### Instruction
Return only the number of lines that hold "this".

### Dataset extract
>> Start

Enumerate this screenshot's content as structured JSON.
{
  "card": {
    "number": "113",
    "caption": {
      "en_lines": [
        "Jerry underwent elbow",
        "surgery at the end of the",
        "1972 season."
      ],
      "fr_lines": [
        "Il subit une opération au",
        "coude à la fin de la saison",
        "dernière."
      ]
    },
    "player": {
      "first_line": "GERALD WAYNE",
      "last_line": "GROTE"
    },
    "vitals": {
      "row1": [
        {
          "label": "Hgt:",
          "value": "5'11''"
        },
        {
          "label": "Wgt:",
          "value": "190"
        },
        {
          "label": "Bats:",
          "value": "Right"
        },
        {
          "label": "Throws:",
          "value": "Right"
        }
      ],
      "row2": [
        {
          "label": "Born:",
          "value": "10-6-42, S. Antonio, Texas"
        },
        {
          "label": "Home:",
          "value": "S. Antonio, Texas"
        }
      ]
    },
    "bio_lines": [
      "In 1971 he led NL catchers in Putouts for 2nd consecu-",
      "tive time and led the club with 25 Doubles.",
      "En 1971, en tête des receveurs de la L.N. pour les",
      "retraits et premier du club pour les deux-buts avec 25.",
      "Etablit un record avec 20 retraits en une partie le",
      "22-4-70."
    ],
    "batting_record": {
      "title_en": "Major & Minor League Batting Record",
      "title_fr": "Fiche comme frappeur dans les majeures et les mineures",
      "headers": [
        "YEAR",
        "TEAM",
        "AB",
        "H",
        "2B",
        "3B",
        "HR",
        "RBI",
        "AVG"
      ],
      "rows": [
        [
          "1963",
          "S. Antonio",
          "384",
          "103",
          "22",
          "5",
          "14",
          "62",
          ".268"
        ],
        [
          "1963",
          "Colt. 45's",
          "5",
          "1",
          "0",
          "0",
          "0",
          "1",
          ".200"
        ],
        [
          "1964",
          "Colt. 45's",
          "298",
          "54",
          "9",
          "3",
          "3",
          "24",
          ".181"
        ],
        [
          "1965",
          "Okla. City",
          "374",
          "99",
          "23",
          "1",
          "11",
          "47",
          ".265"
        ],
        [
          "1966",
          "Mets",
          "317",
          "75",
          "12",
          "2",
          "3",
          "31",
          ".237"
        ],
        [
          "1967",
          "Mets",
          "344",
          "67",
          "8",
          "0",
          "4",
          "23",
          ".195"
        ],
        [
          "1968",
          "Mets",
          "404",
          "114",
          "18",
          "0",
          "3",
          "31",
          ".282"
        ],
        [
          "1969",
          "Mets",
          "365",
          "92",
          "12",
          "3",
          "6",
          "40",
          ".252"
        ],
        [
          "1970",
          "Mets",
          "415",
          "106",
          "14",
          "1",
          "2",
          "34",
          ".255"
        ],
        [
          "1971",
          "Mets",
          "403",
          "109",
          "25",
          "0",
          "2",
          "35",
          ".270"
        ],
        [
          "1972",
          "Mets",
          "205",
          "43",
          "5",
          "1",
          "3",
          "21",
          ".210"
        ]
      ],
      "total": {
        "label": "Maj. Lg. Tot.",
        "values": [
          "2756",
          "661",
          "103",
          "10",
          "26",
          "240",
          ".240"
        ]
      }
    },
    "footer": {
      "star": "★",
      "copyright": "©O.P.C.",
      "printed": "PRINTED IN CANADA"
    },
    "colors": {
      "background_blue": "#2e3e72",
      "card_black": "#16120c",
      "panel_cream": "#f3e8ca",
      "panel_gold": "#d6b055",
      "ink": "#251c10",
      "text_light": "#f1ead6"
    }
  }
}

>> End
>> Start

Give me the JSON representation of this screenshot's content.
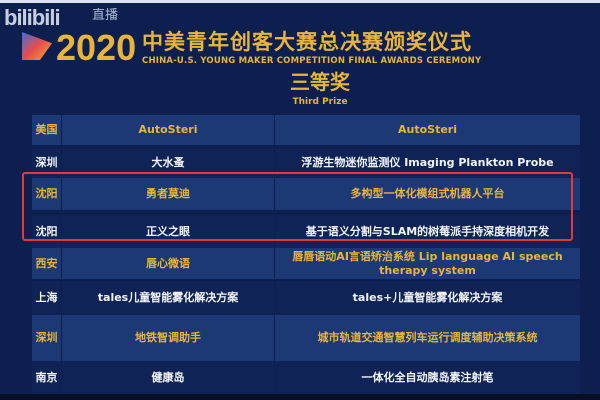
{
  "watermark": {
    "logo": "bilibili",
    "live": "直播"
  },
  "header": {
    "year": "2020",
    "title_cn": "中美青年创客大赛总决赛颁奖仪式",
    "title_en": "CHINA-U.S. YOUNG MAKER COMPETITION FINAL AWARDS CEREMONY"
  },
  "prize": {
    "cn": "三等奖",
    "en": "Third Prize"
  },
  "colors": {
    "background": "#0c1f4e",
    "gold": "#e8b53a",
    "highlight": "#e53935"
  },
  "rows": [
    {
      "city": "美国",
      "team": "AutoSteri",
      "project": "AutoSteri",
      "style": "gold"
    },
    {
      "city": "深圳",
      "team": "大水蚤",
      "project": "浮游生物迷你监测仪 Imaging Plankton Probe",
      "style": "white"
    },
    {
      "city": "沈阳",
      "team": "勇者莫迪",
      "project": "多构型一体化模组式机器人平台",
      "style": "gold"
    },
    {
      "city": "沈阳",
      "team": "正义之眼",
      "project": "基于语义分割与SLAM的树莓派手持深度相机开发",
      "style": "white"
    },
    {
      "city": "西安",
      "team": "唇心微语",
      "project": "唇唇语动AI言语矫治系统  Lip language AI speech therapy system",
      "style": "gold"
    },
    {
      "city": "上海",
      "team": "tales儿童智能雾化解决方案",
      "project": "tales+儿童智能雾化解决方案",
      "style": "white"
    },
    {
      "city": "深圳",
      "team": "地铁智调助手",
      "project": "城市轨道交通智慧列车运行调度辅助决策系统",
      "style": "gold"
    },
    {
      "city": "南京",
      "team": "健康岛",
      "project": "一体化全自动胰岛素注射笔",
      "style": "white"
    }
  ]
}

>> End

### Task answer
2